[Begin DATASET ENTRIES]

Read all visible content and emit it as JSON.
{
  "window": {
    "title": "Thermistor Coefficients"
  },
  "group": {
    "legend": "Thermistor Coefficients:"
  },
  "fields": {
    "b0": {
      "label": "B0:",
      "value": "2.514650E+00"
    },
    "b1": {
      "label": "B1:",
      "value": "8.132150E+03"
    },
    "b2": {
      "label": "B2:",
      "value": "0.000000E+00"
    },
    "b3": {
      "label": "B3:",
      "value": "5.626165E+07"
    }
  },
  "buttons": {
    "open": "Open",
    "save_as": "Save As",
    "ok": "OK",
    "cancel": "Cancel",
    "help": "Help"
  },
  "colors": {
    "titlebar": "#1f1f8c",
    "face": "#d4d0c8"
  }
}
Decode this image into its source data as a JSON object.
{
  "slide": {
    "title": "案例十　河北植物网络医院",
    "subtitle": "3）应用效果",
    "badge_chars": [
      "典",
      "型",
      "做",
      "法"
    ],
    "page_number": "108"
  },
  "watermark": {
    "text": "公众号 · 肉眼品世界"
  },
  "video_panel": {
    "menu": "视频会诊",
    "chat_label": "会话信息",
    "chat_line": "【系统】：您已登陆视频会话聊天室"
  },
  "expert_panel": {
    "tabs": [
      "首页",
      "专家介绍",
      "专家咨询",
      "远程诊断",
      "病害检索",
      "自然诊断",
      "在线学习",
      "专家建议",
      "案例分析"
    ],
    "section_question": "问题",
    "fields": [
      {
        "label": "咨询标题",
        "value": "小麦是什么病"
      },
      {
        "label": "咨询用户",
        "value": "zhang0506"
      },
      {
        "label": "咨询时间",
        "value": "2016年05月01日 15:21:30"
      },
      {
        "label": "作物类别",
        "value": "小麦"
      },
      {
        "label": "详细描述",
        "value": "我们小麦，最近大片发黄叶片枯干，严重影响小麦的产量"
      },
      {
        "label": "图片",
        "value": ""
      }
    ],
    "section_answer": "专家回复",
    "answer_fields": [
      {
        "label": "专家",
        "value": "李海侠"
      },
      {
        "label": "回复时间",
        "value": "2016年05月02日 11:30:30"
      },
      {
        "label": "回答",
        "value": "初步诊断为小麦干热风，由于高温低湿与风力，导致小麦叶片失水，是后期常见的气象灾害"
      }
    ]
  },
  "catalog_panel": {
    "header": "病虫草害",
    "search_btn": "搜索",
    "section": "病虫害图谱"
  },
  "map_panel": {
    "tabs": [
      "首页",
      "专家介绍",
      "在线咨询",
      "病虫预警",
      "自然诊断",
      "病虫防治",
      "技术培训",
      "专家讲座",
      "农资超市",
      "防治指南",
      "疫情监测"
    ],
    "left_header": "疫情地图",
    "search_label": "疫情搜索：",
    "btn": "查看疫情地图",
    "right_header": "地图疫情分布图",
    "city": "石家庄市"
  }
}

[End DATASET ENTRIES]

- _SET EXERCISE_
Collect every line from the records above that contains the word "Thermistor".

- _ANSWER FOR THIS EXERCISE_
    "title": "Thermistor Coefficients"
    "legend": "Thermistor Coefficients:"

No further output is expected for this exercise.